- EXTRAIT À LIRE
La croissance des nouveaux bulbes se poursuit après l’épanouissement de la fleur, tant que les feuilles peuvent assurer la photosynthèse et que la température reste inférieure à une vingtaine de degrés. Après arrêt
complet de la végétation, on pourra alors ramasser plusieurs nouveaux bulbes de taille décroissante en fonction de leur position par rapport au bourgeon axillaire dont ils sont issus. Pendant l’été, ces bulbes vont être conservés au chaud et au sec, ils entrent alors dans une phase de repos apparent pendant laquelle leur bourgeon central (végétatif au moment de la récolte), va progressivement former des ébauches florales. Dès que ces dernières se sont formées, les bourgeons entrent en dormance. Les bulbes sont plantés à l’automne, les températures hivernales lèvent la dormance des bourgeons qui s’épanouissent au printemps suivant.
 

LE FROID INDISPENSABLE A LA FLORAISON !

La floraison des plantes dépend des conditions de l’environnement, en particulier, la température et la longueur des jours, l’exigence de froid pour la floraison ne s’impose pas a priori. Or, de nombreuses espèces ne peuvent fleurir qu’après une période d’exposition (2 à 8 semaines) à des températures de l’ordre de 3-6°C. On définit par vernalisation la transformation opérée par les températures basses qui confère l’aptitude ultérieure à fleurir si les conditions environnementales sont favorables. Ce besoin de froid peut être absolu dans le cas des espèces bisannuelles (endive, navet, carotte, betteraves, laitue, giroflée…). Ces plantes, semées au printemps d’une année, donnent une rosette de feuilles et passent l’hiver sous cette forme, puis après l’hiver, au printemps de l’année suivante, elles développent une hampe florale. Cultivées en serre chaude, elles restent à l’état végétatif et ne fleurissent pas. 

Le besoin de froid peut n’être que relatif (un séjour au froid va rendre la floraison plus précoce ou l’améliorer, comme dans le cas des céréales d’hiver), ou inexistant, comme pour les plantes annuelles qui germent au printemps et terminent leur cycle de développement avant la fin de l’été. Dans le cas des céréales qui ont fait l’objet de très nombreuses études, les cultivars de printemps semés en mars-avril fleurissent en juin, alors que les cultivars d’hiver sont semés en automne, passent l’hiver à l’état de gazon et fleurissent avant les cultivars de printemps.

Attention, il ne faut pas confondre « levée de dormance par le froid » et « vernalisation » ! Si la durée et les températures sont similaires, il s’agit de deux phénomènes physiologiques différents.

par Françoise Corbineau

 

Forçage des bulbes… pour avancer la floraison

Pour obtenir des fleurs de tulipe en hiver, il est nécessaire de raccourcir la phase de repos apparent, c’est-à-dire accélérer la formation des ébauches florales et lever la dormance. Après une récolte précoce, pour certaines variétés, avant l’arrêt complet de la végétation, les bulbes sont soumis à des séquences successives de température très précises pour que les ébauches des différentes pièces florales (pétales, étamines, ovaire) se forment le plus rapidement possible. Puis, une fois les ébauches florales formées, un traitement au froid permet de réduire la durée de la dormance. À l’automne, les bulbes sont prêts à être plantés pour un forçage précoce.


Les relations très étroites entre le développement des végétaux et la température risquent, en fonction des changements climatiques envisagés dans les décennies à venir, de nous apporter quelques surprises.

[Données sources]
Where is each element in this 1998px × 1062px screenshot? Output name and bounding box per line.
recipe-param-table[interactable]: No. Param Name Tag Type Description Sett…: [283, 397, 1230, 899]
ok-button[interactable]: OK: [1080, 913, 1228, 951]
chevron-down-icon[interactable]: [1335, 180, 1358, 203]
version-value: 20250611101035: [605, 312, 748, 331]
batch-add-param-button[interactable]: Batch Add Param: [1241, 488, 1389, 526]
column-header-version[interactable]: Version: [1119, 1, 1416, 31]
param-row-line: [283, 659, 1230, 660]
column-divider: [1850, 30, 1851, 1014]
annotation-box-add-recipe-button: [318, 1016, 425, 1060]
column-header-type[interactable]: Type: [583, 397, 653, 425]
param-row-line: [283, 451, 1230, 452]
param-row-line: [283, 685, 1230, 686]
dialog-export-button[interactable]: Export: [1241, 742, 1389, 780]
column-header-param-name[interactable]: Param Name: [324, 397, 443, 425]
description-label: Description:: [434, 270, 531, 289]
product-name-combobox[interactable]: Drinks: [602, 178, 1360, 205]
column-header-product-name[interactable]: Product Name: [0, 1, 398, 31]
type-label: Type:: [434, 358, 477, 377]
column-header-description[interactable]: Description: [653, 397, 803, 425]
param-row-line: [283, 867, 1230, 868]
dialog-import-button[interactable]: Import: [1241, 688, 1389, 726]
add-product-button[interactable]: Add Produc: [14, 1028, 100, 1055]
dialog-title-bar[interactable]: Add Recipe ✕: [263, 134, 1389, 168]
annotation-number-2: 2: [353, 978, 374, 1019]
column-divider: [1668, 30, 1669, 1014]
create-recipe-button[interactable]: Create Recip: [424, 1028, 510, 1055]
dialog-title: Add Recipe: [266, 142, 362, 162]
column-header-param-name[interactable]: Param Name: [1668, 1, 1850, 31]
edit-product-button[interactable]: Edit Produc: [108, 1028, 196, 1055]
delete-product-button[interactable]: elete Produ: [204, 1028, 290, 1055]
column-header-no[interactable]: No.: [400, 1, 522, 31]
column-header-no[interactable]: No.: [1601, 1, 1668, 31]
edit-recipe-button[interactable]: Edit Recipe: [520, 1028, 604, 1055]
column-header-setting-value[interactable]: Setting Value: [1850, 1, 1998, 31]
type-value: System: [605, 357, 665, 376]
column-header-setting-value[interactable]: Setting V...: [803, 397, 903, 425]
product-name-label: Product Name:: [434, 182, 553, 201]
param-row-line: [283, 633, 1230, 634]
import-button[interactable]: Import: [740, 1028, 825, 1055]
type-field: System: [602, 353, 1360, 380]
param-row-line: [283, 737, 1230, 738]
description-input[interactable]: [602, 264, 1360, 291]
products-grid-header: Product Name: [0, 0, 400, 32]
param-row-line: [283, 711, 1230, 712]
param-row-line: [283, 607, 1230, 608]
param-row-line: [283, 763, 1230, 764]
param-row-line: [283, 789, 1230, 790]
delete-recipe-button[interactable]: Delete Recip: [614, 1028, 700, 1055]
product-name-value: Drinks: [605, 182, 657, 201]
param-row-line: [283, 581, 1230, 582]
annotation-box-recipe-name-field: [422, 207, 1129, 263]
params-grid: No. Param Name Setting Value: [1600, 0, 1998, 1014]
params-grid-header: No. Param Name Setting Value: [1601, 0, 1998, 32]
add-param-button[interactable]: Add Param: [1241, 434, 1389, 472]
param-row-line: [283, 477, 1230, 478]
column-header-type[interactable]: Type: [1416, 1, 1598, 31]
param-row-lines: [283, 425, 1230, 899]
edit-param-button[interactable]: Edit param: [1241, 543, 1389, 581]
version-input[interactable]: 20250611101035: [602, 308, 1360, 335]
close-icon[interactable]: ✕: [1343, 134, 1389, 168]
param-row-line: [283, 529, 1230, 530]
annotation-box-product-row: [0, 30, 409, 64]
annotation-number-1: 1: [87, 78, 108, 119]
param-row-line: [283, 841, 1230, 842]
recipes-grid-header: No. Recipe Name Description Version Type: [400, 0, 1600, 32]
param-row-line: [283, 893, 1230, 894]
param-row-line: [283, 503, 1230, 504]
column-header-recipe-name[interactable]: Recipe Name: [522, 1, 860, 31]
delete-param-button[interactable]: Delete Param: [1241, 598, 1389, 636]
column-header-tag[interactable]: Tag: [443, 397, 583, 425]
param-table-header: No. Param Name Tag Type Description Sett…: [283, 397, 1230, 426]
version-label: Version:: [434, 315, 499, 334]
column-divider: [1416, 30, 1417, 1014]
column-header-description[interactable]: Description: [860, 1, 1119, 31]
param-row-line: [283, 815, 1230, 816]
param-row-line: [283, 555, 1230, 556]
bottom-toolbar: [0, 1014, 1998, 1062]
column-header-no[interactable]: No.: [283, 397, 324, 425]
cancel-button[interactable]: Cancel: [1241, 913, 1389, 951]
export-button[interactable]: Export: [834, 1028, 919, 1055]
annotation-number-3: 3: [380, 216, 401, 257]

- CONSIGNE
D'après l'extrait sur la floraison, combien de temps et à quelles températures de nombreuses espèces doivent-elles être exposées avant de pouvoir fleurir ?

- RÉPONSE
Pendant 2 à 8 semaines, à des températures de l'ordre de 3-6 °C.